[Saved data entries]
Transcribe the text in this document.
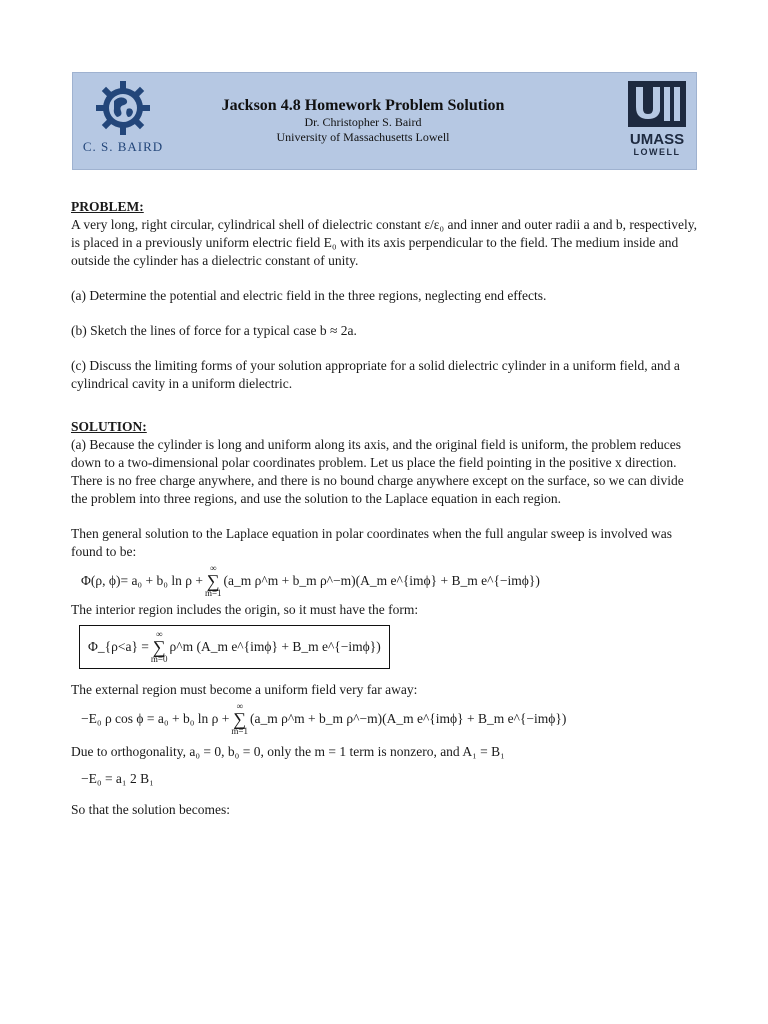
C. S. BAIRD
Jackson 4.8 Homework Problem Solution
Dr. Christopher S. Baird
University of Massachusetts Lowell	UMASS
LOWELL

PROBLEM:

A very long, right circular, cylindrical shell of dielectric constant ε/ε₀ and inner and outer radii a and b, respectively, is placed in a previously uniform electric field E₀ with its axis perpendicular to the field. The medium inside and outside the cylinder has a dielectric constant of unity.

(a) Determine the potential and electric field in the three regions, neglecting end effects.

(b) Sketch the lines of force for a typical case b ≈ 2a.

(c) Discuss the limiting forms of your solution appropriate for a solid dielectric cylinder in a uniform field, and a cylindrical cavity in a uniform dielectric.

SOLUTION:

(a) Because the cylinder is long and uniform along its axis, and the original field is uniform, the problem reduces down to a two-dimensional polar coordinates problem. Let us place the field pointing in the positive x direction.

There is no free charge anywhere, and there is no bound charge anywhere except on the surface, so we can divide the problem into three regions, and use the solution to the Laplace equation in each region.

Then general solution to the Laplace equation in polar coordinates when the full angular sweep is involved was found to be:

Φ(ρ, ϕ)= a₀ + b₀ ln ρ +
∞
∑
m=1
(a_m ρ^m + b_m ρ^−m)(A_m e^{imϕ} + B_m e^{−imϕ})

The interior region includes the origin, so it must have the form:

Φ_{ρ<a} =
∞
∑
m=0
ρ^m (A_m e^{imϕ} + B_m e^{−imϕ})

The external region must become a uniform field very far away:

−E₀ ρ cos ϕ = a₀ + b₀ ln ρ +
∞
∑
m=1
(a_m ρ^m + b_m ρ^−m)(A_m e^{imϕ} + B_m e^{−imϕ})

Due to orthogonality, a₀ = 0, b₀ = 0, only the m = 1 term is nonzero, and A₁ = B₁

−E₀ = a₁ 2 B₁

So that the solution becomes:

**Task:** All of the material above should be reproduced exactly, except the pictures.

**Written answer:**
Transcribe the text in this document.
C. S. BAIRD
Jackson 4.8 Homework Problem Solution
Dr. Christopher S. Baird
University of Massachusetts Lowell	UMASS
LOWELL

PROBLEM:

A very long, right circular, cylindrical shell of dielectric constant ε/ε₀ and inner and outer radii a and b, respectively, is placed in a previously uniform electric field E₀ with its axis perpendicular to the field. The medium inside and outside the cylinder has a dielectric constant of unity.

(a) Determine the potential and electric field in the three regions, neglecting end effects.

(b) Sketch the lines of force for a typical case b ≈ 2a.

(c) Discuss the limiting forms of your solution appropriate for a solid dielectric cylinder in a uniform field, and a cylindrical cavity in a uniform dielectric.

SOLUTION:

(a) Because the cylinder is long and uniform along its axis, and the original field is uniform, the problem reduces down to a two-dimensional polar coordinates problem. Let us place the field pointing in the positive x direction.

There is no free charge anywhere, and there is no bound charge anywhere except on the surface, so we can divide the problem into three regions, and use the solution to the Laplace equation in each region.

Then general solution to the Laplace equation in polar coordinates when the full angular sweep is involved was found to be:

Φ(ρ, ϕ)= a₀ + b₀ ln ρ +
∞
∑
m=1
(a_m ρ^m + b_m ρ^−m)(A_m e^{imϕ} + B_m e^{−imϕ})

The interior region includes the origin, so it must have the form:

Φ_{ρ<a} =
∞
∑
m=0
ρ^m (A_m e^{imϕ} + B_m e^{−imϕ})

The external region must become a uniform field very far away:

−E₀ ρ cos ϕ = a₀ + b₀ ln ρ +
∞
∑
m=1
(a_m ρ^m + b_m ρ^−m)(A_m e^{imϕ} + B_m e^{−imϕ})

Due to orthogonality, a₀ = 0, b₀ = 0, only the m = 1 term is nonzero, and A₁ = B₁

−E₀ = a₁ 2 B₁

So that the solution becomes:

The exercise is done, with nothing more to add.